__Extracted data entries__
++++++++++++++++++++

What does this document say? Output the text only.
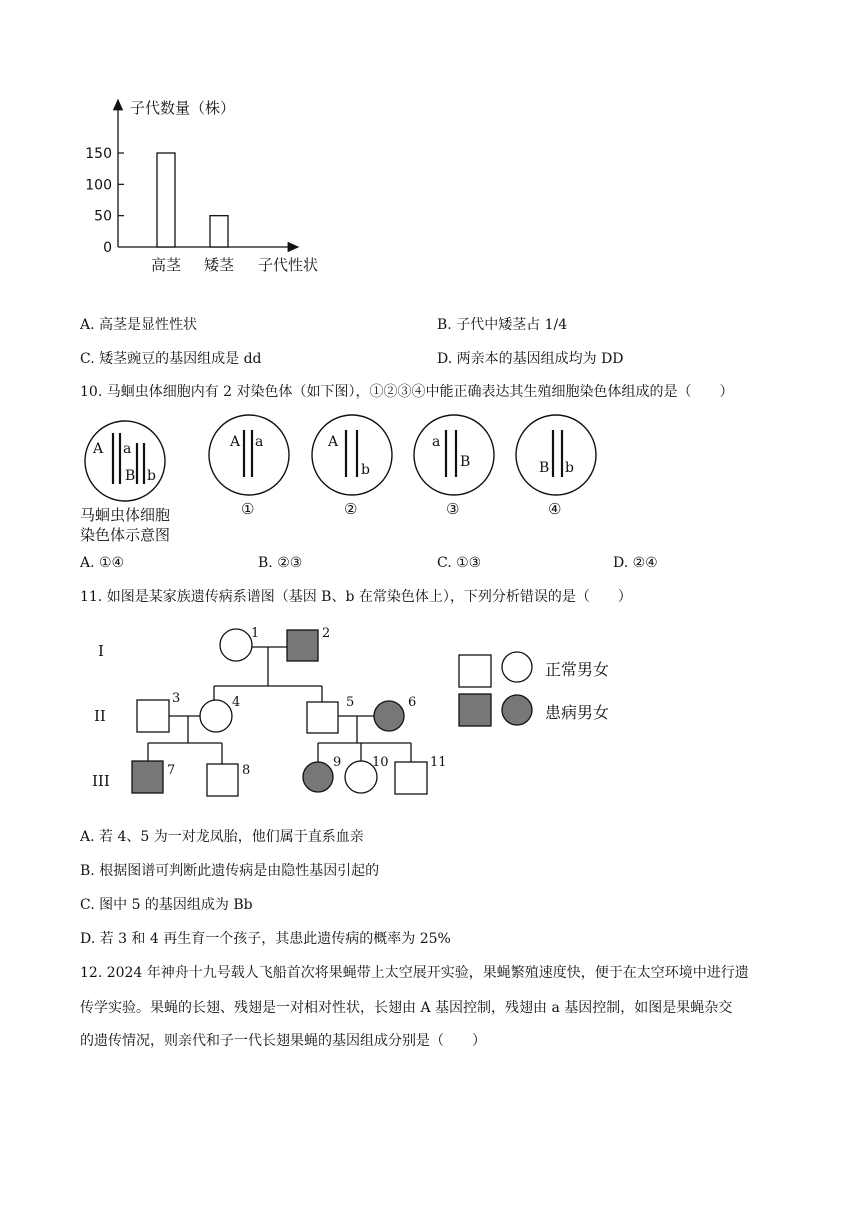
子代数量（株）
子代性状
0
50
100
150
高茎 矮茎
A. 高茎是显性性状	B. 子代中矮茎占 1/4
C. 矮茎豌豆的基因组成是 dd	D. 两亲本的基因组成均为 DD
10. 马蛔虫体细胞内有 2 对染色体（如下图），①②③④中能正确表达其生殖细胞染色体组成的是（　　）
A a
B b
马蛔虫体细胞
染色体示意图
A a	A
b
a
B	B b
①	②	③	④
A. ①④	B. ②③	C. ①③	D. ②④
11. 如图是某家族遗传病系谱图（基因 B、b 在常染色体上），下列分析错误的是（　　）
I
II
III
1	2
3	4	5	6
7	8
9 10	11
正常男女
患病男女
A. 若 4、5 为一对龙凤胎，他们属于直系血亲
B. 根据图谱可判断此遗传病是由隐性基因引起的
C. 图中 5 的基因组成为 Bb
D. 若 3 和 4 再生育一个孩子，其患此遗传病的概率为 25%
12. 2024 年神舟十九号载人飞船首次将果蝇带上太空展开实验，果蝇繁殖速度快，便于在太空环境中进行遗
传学实验。果蝇的长翅、残翅是一对相对性状，长翅由 A 基因控制，残翅由 a 基因控制，如图是果蝇杂交
的遗传情况，则亲代和子一代长翅果蝇的基因组成分别是（　　）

++++++++++++++++++++

__TASK DIRECTIONS__
Without the pictures, write out every entry precisely as it appears.

__COMPLETED EXERCISE__
What does this document say? Output the text only.
子代数量（株）
子代性状
0
50
100
150
高茎 矮茎
A. 高茎是显性性状	B. 子代中矮茎占 1/4
C. 矮茎豌豆的基因组成是 dd	D. 两亲本的基因组成均为 DD
10. 马蛔虫体细胞内有 2 对染色体（如下图），①②③④中能正确表达其生殖细胞染色体组成的是（　　）
A a
B b
马蛔虫体细胞
染色体示意图
A a	A
b
a
B	B b
①	②	③	④
A. ①④	B. ②③	C. ①③	D. ②④
11. 如图是某家族遗传病系谱图（基因 B、b 在常染色体上），下列分析错误的是（　　）
I
II
III
1	2
3	4	5	6
7	8
9 10	11
正常男女
患病男女
A. 若 4、5 为一对龙凤胎，他们属于直系血亲
B. 根据图谱可判断此遗传病是由隐性基因引起的
C. 图中 5 的基因组成为 Bb
D. 若 3 和 4 再生育一个孩子，其患此遗传病的概率为 25%
12. 2024 年神舟十九号载人飞船首次将果蝇带上太空展开实验，果蝇繁殖速度快，便于在太空环境中进行遗
传学实验。果蝇的长翅、残翅是一对相对性状，长翅由 A 基因控制，残翅由 a 基因控制，如图是果蝇杂交
的遗传情况，则亲代和子一代长翅果蝇的基因组成分别是（　　）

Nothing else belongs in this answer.